── EXERCISE MATERIAL
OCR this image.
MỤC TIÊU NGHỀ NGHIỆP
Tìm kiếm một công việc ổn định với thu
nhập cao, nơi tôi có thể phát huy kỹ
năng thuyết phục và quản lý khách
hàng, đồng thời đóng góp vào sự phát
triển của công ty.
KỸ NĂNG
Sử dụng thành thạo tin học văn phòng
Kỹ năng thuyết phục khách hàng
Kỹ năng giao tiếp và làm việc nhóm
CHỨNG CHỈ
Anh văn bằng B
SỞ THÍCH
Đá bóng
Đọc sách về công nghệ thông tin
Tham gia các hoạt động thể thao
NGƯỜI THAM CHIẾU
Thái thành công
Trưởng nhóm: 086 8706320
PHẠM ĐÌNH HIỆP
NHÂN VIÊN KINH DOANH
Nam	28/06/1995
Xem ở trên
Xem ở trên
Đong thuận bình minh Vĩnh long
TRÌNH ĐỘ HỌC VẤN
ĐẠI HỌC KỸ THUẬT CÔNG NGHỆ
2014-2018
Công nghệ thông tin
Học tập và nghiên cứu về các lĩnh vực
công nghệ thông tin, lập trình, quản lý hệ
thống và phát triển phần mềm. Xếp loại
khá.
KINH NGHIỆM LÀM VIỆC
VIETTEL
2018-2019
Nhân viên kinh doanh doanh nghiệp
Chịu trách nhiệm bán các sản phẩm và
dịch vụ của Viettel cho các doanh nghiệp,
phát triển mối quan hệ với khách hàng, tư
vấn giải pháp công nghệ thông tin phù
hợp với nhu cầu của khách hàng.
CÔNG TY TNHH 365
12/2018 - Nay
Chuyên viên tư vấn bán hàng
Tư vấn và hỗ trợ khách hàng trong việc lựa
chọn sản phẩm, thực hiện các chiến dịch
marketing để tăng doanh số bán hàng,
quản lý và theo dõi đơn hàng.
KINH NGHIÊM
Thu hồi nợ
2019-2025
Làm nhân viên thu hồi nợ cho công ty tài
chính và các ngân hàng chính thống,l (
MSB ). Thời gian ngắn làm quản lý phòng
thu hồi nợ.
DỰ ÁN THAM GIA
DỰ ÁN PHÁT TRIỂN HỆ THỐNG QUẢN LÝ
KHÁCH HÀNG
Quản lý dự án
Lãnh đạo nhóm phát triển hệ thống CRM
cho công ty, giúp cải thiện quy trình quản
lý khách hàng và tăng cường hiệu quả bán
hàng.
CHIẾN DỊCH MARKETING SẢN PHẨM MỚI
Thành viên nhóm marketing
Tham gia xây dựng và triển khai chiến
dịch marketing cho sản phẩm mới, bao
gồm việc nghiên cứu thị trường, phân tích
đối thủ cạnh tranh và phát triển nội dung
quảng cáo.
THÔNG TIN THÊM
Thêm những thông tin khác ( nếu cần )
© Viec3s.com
────
**WORK TO COMPLETE**
Return all of the data precisely as it appears.

**RESULT**
OCR this image.
MỤC TIÊU NGHỀ NGHIỆP
Tìm kiếm một công việc ổn định với thu
nhập cao, nơi tôi có thể phát huy kỹ
năng thuyết phục và quản lý khách
hàng, đồng thời đóng góp vào sự phát
triển của công ty.
KỸ NĂNG
Sử dụng thành thạo tin học văn phòng
Kỹ năng thuyết phục khách hàng
Kỹ năng giao tiếp và làm việc nhóm
CHỨNG CHỈ
Anh văn bằng B
SỞ THÍCH
Đá bóng
Đọc sách về công nghệ thông tin
Tham gia các hoạt động thể thao
NGƯỜI THAM CHIẾU
Thái thành công
Trưởng nhóm: 086 8706320
PHẠM ĐÌNH HIỆP
NHÂN VIÊN KINH DOANH
Nam	28/06/1995
Xem ở trên
Xem ở trên
Đong thuận bình minh Vĩnh long
TRÌNH ĐỘ HỌC VẤN
ĐẠI HỌC KỸ THUẬT CÔNG NGHỆ
2014-2018
Công nghệ thông tin
Học tập và nghiên cứu về các lĩnh vực
công nghệ thông tin, lập trình, quản lý hệ
thống và phát triển phần mềm. Xếp loại
khá.
KINH NGHIỆM LÀM VIỆC
VIETTEL
2018-2019
Nhân viên kinh doanh doanh nghiệp
Chịu trách nhiệm bán các sản phẩm và
dịch vụ của Viettel cho các doanh nghiệp,
phát triển mối quan hệ với khách hàng, tư
vấn giải pháp công nghệ thông tin phù
hợp với nhu cầu của khách hàng.
CÔNG TY TNHH 365
12/2018 - Nay
Chuyên viên tư vấn bán hàng
Tư vấn và hỗ trợ khách hàng trong việc lựa
chọn sản phẩm, thực hiện các chiến dịch
marketing để tăng doanh số bán hàng,
quản lý và theo dõi đơn hàng.
KINH NGHIÊM
Thu hồi nợ
2019-2025
Làm nhân viên thu hồi nợ cho công ty tài
chính và các ngân hàng chính thống,l (
MSB ). Thời gian ngắn làm quản lý phòng
thu hồi nợ.
DỰ ÁN THAM GIA
DỰ ÁN PHÁT TRIỂN HỆ THỐNG QUẢN LÝ
KHÁCH HÀNG
Quản lý dự án
Lãnh đạo nhóm phát triển hệ thống CRM
cho công ty, giúp cải thiện quy trình quản
lý khách hàng và tăng cường hiệu quả bán
hàng.
CHIẾN DỊCH MARKETING SẢN PHẨM MỚI
Thành viên nhóm marketing
Tham gia xây dựng và triển khai chiến
dịch marketing cho sản phẩm mới, bao
gồm việc nghiên cứu thị trường, phân tích
đối thủ cạnh tranh và phát triển nội dung
quảng cáo.
THÔNG TIN THÊM
Thêm những thông tin khác ( nếu cần )
© Viec3s.com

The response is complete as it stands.